## Request
Say how many lines include the word "Serum". Reply with nothing but the number.

Dataset rows about figures:
============================================================
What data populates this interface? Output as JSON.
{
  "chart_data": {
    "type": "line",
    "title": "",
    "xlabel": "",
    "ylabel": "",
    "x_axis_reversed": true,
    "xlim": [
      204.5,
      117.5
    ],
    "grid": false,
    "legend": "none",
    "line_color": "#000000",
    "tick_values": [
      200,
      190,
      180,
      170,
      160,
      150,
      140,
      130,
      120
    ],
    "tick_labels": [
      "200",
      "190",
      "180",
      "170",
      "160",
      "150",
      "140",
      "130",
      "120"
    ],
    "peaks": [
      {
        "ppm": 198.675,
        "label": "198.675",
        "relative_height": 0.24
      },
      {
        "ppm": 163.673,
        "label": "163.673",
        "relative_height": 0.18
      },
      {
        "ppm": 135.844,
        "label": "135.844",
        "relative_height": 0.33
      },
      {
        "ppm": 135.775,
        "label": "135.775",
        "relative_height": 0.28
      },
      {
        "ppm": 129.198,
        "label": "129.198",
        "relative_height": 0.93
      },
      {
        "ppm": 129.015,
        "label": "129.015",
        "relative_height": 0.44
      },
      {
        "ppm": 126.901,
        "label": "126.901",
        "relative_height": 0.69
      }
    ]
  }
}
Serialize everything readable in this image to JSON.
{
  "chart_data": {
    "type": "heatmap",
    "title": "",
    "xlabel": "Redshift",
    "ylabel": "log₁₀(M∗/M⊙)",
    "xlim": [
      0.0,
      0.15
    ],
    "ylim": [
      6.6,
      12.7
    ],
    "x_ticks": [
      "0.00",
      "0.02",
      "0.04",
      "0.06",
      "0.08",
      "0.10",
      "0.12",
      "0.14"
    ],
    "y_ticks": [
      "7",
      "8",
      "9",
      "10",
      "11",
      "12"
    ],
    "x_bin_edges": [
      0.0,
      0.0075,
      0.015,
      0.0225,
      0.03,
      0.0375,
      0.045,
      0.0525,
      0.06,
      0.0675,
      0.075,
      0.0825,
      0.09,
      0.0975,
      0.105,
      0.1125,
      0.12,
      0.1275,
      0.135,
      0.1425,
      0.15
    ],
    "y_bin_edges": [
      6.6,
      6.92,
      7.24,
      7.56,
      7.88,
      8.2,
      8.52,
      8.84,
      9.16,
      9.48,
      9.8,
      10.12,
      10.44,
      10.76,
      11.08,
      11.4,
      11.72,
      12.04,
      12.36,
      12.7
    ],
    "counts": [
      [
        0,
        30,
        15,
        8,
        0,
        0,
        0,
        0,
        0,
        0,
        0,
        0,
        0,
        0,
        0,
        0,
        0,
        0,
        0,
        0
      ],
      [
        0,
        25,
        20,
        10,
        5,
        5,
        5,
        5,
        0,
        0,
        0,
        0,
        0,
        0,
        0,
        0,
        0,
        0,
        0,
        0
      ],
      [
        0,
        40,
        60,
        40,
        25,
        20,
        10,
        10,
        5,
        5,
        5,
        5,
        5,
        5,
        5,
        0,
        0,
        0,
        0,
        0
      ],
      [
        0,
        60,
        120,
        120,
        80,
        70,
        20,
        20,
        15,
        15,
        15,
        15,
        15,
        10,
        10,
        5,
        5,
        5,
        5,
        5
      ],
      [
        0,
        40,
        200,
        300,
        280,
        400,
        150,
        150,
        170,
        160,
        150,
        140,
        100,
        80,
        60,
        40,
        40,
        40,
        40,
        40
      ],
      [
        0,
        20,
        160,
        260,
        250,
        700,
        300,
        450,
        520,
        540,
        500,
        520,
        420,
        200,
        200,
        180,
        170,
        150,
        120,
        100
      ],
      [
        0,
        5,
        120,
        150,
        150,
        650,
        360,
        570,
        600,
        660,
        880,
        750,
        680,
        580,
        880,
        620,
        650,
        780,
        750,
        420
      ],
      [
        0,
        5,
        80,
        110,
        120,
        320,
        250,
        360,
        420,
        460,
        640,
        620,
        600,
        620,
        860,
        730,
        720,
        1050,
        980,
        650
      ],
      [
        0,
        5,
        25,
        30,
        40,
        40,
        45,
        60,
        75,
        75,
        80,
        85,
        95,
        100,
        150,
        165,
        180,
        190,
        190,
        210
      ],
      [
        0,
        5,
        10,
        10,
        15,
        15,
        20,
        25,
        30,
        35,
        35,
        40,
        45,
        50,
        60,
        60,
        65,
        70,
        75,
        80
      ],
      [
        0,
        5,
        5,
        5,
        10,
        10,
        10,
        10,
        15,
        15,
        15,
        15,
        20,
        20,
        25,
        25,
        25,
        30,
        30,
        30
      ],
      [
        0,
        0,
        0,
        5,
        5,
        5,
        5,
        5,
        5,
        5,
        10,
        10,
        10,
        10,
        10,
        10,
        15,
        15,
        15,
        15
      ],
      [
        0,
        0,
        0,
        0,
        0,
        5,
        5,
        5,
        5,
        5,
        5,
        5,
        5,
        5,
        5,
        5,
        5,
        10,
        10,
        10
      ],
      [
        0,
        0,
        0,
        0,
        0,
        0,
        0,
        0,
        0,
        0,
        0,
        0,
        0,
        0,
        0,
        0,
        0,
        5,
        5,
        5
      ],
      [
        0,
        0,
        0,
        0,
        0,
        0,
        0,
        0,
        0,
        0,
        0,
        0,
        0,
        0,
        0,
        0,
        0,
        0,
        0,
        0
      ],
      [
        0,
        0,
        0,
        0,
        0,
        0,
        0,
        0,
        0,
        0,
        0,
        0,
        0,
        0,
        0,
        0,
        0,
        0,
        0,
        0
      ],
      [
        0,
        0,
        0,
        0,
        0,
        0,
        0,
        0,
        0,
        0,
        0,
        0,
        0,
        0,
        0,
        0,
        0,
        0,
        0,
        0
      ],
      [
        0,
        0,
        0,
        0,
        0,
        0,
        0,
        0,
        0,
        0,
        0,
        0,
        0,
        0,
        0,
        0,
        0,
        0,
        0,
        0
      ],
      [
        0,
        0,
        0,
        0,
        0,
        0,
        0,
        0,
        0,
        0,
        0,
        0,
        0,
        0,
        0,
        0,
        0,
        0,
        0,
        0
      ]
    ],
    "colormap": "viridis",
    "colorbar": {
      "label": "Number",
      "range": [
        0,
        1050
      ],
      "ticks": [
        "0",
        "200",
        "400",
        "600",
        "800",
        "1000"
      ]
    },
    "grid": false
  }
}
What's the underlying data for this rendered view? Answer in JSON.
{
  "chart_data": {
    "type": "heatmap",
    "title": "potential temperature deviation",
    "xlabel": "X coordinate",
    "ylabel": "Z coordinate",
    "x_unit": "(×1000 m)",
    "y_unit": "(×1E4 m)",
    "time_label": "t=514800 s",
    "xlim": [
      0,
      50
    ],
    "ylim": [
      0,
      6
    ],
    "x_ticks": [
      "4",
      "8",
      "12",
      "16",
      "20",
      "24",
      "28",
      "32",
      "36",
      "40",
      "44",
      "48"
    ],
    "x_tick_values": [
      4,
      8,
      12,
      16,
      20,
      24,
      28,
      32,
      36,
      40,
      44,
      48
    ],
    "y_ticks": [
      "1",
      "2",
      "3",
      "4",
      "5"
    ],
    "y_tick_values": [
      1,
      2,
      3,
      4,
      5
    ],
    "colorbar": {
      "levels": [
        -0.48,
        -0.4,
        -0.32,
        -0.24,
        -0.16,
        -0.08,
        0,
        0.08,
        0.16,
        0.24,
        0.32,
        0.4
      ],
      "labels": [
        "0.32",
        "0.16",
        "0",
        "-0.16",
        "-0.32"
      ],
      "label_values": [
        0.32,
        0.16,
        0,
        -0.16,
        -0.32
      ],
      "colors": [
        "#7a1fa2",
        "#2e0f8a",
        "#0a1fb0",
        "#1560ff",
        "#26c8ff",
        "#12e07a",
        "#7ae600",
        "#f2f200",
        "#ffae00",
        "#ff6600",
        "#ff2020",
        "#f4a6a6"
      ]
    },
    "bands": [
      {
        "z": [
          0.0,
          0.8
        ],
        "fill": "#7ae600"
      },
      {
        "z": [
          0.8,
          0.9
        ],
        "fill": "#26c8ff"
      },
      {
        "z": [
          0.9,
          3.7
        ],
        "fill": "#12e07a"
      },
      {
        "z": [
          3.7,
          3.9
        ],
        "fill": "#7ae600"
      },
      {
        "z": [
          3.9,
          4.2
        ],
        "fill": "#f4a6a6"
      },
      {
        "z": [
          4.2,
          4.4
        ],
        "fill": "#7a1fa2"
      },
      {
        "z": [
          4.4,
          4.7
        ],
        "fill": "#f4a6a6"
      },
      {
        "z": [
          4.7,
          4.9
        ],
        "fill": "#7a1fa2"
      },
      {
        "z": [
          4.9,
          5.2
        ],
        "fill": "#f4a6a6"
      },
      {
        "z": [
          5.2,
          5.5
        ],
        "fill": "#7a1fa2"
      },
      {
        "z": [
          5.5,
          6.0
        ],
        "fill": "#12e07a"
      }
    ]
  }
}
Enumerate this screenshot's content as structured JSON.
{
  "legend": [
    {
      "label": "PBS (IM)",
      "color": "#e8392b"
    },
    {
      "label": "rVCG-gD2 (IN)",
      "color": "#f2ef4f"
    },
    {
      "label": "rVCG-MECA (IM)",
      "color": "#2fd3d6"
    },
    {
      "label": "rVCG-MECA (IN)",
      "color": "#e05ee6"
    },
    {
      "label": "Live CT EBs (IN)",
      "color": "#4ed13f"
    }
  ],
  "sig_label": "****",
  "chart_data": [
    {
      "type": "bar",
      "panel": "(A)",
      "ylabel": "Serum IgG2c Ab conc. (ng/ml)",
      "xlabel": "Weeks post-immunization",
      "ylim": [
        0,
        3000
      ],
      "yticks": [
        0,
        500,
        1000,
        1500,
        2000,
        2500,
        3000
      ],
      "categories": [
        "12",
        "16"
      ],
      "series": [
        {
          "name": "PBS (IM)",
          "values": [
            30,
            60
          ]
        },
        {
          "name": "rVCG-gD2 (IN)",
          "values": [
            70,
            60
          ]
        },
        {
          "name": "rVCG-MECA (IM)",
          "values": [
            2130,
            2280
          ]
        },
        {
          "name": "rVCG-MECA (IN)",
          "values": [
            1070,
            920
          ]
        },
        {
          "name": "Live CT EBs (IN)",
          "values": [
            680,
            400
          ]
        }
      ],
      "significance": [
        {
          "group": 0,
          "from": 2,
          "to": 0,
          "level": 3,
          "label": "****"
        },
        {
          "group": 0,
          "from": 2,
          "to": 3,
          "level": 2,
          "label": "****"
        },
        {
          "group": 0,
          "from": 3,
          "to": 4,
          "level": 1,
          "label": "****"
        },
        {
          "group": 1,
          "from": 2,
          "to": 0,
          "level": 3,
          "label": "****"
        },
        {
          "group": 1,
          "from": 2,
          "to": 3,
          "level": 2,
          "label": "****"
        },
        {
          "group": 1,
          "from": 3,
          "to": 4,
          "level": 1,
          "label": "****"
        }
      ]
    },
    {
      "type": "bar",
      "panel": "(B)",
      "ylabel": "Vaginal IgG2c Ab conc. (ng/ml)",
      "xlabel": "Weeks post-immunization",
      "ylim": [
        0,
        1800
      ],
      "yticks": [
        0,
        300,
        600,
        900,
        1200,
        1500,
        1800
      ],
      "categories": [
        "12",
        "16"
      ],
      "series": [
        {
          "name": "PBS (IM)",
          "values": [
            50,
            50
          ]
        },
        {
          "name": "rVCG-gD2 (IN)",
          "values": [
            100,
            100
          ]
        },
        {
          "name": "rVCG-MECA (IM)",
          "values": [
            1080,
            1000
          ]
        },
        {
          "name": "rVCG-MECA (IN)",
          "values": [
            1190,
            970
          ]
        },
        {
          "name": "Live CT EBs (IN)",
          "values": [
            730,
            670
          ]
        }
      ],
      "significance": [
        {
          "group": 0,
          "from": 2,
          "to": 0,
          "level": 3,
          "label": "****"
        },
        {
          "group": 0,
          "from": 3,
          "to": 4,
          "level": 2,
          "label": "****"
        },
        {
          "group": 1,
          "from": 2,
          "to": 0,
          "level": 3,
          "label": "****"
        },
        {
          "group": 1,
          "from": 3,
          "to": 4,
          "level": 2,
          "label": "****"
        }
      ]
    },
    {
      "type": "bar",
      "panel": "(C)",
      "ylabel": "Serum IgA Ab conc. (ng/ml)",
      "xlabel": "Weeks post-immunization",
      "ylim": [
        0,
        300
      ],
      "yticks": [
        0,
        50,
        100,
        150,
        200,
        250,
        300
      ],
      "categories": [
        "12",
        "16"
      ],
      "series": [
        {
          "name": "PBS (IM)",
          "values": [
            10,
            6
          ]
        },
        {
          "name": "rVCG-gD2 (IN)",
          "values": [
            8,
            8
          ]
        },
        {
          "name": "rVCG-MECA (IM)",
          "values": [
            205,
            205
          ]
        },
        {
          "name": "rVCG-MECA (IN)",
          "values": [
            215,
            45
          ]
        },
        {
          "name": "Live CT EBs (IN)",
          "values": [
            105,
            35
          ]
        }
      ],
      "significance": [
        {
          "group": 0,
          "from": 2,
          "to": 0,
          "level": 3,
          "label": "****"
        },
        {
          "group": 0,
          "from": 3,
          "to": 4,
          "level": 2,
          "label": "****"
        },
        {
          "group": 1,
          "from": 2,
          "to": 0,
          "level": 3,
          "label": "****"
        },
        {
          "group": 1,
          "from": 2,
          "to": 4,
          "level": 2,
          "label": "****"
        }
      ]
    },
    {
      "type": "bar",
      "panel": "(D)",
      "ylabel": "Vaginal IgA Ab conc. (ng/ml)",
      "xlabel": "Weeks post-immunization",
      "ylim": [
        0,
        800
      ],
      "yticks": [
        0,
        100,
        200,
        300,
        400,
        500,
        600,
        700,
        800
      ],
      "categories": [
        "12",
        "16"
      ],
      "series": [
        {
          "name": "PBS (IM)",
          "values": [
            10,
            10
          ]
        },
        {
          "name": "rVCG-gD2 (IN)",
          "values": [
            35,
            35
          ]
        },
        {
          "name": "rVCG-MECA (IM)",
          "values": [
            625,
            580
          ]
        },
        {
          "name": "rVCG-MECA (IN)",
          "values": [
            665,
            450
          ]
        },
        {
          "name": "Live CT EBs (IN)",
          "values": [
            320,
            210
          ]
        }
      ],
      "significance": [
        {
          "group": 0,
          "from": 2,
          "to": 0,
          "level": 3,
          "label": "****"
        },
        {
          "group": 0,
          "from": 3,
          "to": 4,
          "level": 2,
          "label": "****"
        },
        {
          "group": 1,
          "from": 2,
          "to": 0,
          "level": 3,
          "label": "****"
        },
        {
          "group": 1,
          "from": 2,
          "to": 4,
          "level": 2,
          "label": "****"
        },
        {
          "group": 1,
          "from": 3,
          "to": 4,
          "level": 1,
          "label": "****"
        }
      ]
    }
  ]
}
============================================================
## Output below
2